▸ Task description
Turn every record below into a Markdown table with two columns, Row and Record. Number the rows in order and leave out any blank lines.

▸ Recorded information
****************

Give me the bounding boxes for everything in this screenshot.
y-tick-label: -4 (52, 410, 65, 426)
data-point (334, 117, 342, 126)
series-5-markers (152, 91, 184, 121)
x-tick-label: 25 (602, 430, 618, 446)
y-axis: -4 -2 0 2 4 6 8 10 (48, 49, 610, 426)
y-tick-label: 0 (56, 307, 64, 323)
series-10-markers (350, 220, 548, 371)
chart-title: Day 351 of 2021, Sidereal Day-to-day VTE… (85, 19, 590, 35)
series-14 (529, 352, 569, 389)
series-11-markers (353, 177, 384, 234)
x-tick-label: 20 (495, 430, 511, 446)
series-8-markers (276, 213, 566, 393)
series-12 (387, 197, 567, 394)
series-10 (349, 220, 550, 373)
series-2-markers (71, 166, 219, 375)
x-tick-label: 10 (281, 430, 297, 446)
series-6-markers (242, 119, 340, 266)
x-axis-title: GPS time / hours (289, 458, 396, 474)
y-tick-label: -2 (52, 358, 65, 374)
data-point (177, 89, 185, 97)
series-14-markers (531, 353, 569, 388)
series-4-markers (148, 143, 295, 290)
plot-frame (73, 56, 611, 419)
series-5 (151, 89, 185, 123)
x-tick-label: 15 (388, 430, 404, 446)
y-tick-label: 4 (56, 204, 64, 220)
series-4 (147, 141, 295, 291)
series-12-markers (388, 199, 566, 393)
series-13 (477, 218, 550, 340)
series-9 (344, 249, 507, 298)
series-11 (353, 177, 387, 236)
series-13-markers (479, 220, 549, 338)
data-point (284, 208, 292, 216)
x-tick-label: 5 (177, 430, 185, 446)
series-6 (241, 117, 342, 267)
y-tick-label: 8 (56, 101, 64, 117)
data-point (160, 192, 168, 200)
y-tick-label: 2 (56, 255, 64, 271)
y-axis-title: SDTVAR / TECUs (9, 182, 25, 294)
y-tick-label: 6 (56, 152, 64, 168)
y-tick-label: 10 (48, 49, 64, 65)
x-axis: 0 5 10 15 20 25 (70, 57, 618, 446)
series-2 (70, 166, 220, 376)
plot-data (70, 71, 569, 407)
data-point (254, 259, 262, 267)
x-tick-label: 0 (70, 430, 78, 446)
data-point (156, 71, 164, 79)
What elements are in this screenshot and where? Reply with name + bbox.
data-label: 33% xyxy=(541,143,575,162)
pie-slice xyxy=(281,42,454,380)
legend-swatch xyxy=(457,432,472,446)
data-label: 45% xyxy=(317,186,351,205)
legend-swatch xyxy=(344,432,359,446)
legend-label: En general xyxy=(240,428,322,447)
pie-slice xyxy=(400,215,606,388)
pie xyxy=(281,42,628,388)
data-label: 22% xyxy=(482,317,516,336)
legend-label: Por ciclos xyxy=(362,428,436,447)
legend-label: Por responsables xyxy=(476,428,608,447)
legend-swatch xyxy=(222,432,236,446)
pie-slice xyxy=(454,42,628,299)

****************

▸ Answer for this exercise
| Row | Record |
|---|---|
| 1 | Give me the bounding boxes for everything in this screenshot. |
| 2 | y-tick-label: -4 (52, 410, 65, 426) |
| 3 | data-point (334, 117, 342, 126) |
| 4 | series-5-markers (152, 91, 184, 121) |
| 5 | x-tick-label: 25 (602, 430, 618, 446) |
| 6 | y-axis: -4 -2 0 2 4 6 8 10 (48, 49, 610, 426) |
| 7 | y-tick-label: 0 (56, 307, 64, 323) |
| 8 | series-10-markers (350, 220, 548, 371) |
| 9 | chart-title: Day 351 of 2021, Sidereal Day-to-day VTE… (85, 19, 590, 35) |
| 10 | series-14 (529, 352, 569, 389) |
| 11 | series-11-markers (353, 177, 384, 234) |
| 12 | x-tick-label: 20 (495, 430, 511, 446) |
| 13 | series-8-markers (276, 213, 566, 393) |
| 14 | series-12 (387, 197, 567, 394) |
| 15 | series-10 (349, 220, 550, 373) |
| 16 | series-2-markers (71, 166, 219, 375) |
| 17 | x-tick-label: 10 (281, 430, 297, 446) |
| 18 | series-6-markers (242, 119, 340, 266) |
| 19 | x-axis-title: GPS time / hours (289, 458, 396, 474) |
| 20 | y-tick-label: -2 (52, 358, 65, 374) |
| 21 | data-point (177, 89, 185, 97) |
| 22 | series-14-markers (531, 353, 569, 388) |
| 23 | series-4-markers (148, 143, 295, 290) |
| 24 | plot-frame (73, 56, 611, 419) |
| 25 | series-5 (151, 89, 185, 123) |
| 26 | x-tick-label: 15 (388, 430, 404, 446) |
| 27 | y-tick-label: 4 (56, 204, 64, 220) |
| 28 | series-4 (147, 141, 295, 291) |
| 29 | series-12-markers (388, 199, 566, 393) |
| 30 | series-13 (477, 218, 550, 340) |
| 31 | series-9 (344, 249, 507, 298) |
| 32 | series-11 (353, 177, 387, 236) |
| 33 | series-13-markers (479, 220, 549, 338) |
| 34 | data-point (284, 208, 292, 216) |
| 35 | x-tick-label: 5 (177, 430, 185, 446) |
| 36 | series-6 (241, 117, 342, 267) |
| 37 | y-tick-label: 8 (56, 101, 64, 117) |
| 38 | data-point (160, 192, 168, 200) |
| 39 | y-tick-label: 2 (56, 255, 64, 271) |
| 40 | y-axis-title: SDTVAR / TECUs (9, 182, 25, 294) |
| 41 | y-tick-label: 6 (56, 152, 64, 168) |
| 42 | y-tick-label: 10 (48, 49, 64, 65) |
| 43 | x-axis: 0 5 10 15 20 25 (70, 57, 618, 446) |
| 44 | series-2 (70, 166, 220, 376) |
| 45 | plot-data (70, 71, 569, 407) |
| 46 | data-point (254, 259, 262, 267) |
| 47 | x-tick-label: 0 (70, 430, 78, 446) |
| 48 | data-point (156, 71, 164, 79) |
| 49 | What elements are in this screenshot and where? Reply with name + bbox. |
| 50 | data-label: 33% xyxy=(541,143,575,162) |
| 51 | pie-slice xyxy=(281,42,454,380) |
| 52 | legend-swatch xyxy=(457,432,472,446) |
| 53 | data-label: 45% xyxy=(317,186,351,205) |
| 54 | legend-swatch xyxy=(344,432,359,446) |
| 55 | legend-label: En general xyxy=(240,428,322,447) |
| 56 | pie-slice xyxy=(400,215,606,388) |
| 57 | pie xyxy=(281,42,628,388) |
| 58 | data-label: 22% xyxy=(482,317,516,336) |
| 59 | legend-label: Por ciclos xyxy=(362,428,436,447) |
| 60 | legend-label: Por responsables xyxy=(476,428,608,447) |
| 61 | legend-swatch xyxy=(222,432,236,446) |
| 62 | pie-slice xyxy=(454,42,628,299) |